_RECORDS PROVIDED_:
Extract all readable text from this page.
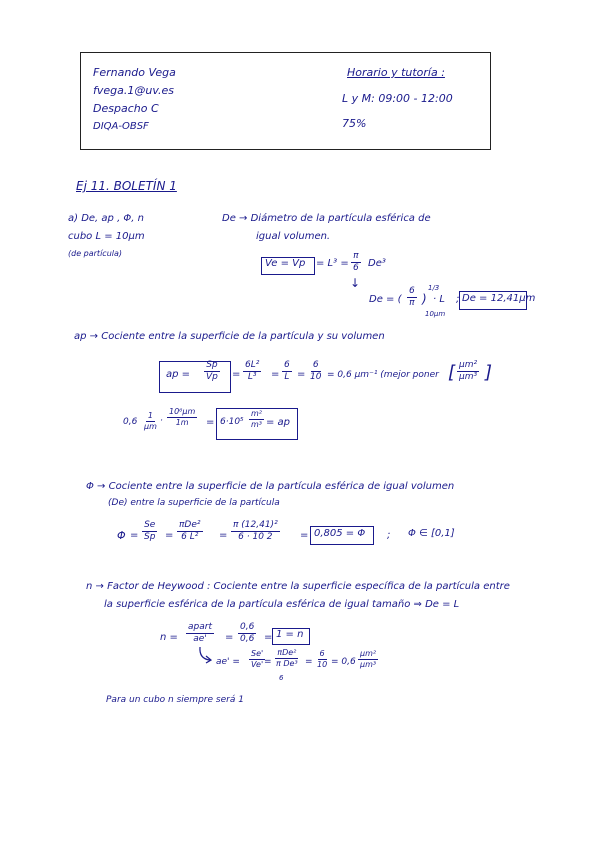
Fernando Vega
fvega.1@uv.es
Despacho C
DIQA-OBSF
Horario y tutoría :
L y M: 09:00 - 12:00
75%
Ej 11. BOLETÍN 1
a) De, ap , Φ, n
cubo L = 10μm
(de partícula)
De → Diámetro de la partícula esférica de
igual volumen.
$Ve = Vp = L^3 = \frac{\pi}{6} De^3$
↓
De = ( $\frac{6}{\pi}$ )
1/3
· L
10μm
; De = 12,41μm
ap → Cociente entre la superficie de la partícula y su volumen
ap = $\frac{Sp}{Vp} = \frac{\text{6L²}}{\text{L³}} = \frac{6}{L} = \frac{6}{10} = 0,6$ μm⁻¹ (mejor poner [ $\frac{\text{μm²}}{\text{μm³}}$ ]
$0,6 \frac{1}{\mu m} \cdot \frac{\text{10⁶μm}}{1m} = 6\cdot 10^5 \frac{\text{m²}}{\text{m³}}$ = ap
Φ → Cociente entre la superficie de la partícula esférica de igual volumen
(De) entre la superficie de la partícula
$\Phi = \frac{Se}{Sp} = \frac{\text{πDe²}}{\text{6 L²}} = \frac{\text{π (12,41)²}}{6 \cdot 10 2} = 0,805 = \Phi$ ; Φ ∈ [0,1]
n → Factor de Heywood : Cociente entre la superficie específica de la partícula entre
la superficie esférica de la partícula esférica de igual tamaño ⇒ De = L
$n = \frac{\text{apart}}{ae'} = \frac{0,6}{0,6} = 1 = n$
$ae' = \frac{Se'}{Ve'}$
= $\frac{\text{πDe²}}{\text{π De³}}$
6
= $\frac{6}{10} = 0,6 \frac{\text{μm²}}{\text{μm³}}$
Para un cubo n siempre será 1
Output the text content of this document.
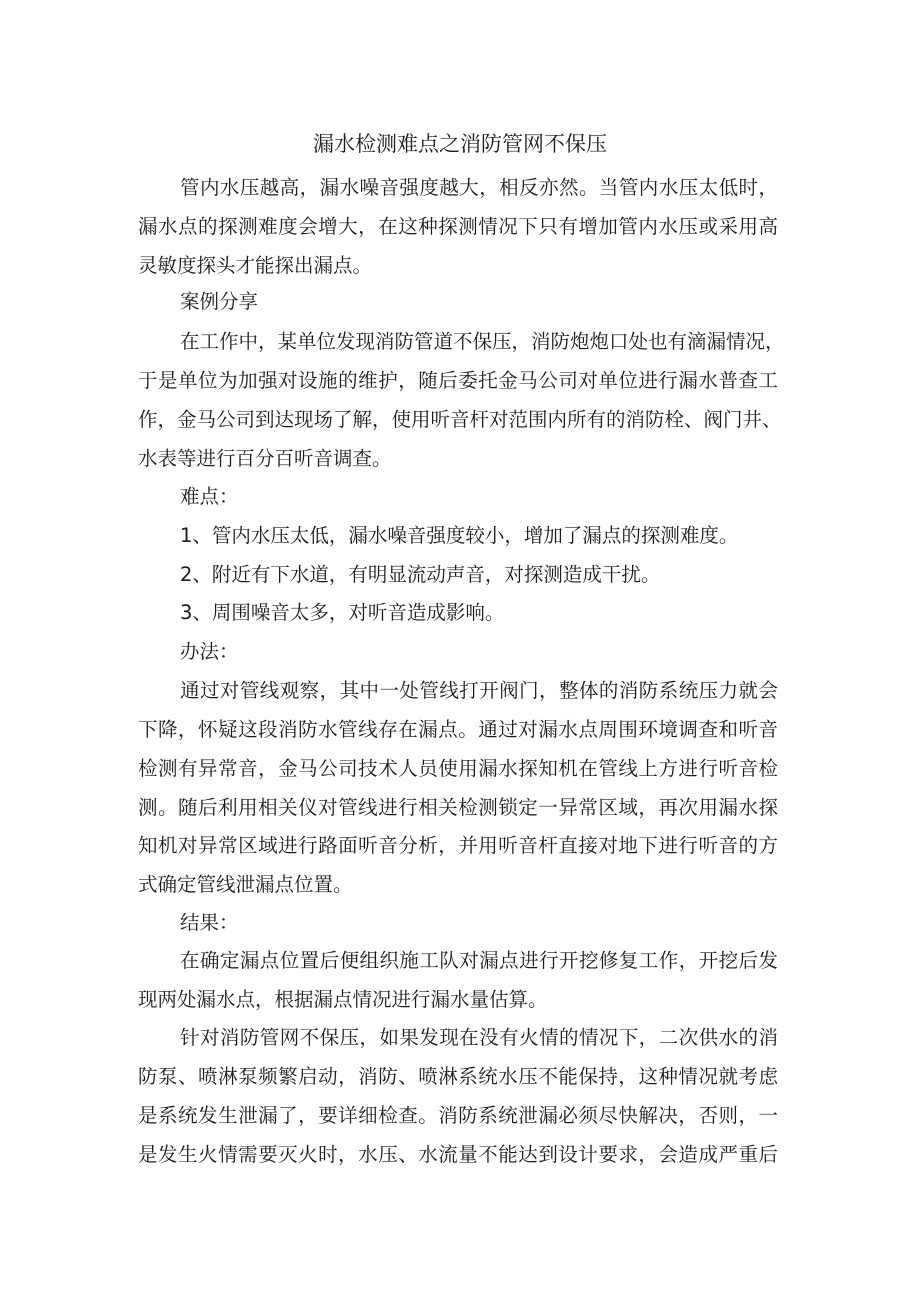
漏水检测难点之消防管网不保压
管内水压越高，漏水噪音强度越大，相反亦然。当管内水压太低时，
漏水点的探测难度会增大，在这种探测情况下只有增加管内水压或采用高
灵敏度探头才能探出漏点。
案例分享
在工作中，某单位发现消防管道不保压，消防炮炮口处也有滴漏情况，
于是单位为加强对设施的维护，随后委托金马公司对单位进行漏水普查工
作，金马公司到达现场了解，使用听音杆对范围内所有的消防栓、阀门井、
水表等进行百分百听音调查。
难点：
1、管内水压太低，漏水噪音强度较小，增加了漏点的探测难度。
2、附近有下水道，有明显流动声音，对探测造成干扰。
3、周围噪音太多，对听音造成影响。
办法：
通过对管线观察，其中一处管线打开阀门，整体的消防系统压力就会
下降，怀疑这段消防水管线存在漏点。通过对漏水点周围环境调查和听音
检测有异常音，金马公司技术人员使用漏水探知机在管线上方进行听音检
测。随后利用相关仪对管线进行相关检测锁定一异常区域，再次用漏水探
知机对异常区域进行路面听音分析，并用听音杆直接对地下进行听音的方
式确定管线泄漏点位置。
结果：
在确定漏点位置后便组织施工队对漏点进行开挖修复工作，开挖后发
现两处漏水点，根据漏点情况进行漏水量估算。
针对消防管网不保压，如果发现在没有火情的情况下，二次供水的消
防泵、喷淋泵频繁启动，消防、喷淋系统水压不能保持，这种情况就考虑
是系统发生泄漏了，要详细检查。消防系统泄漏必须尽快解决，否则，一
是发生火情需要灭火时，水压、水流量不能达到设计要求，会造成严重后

_EXERCISE TASK_:
Work out how many lines above contain the word "this". Give only the number.

_WRITTEN RESPONSE_:
2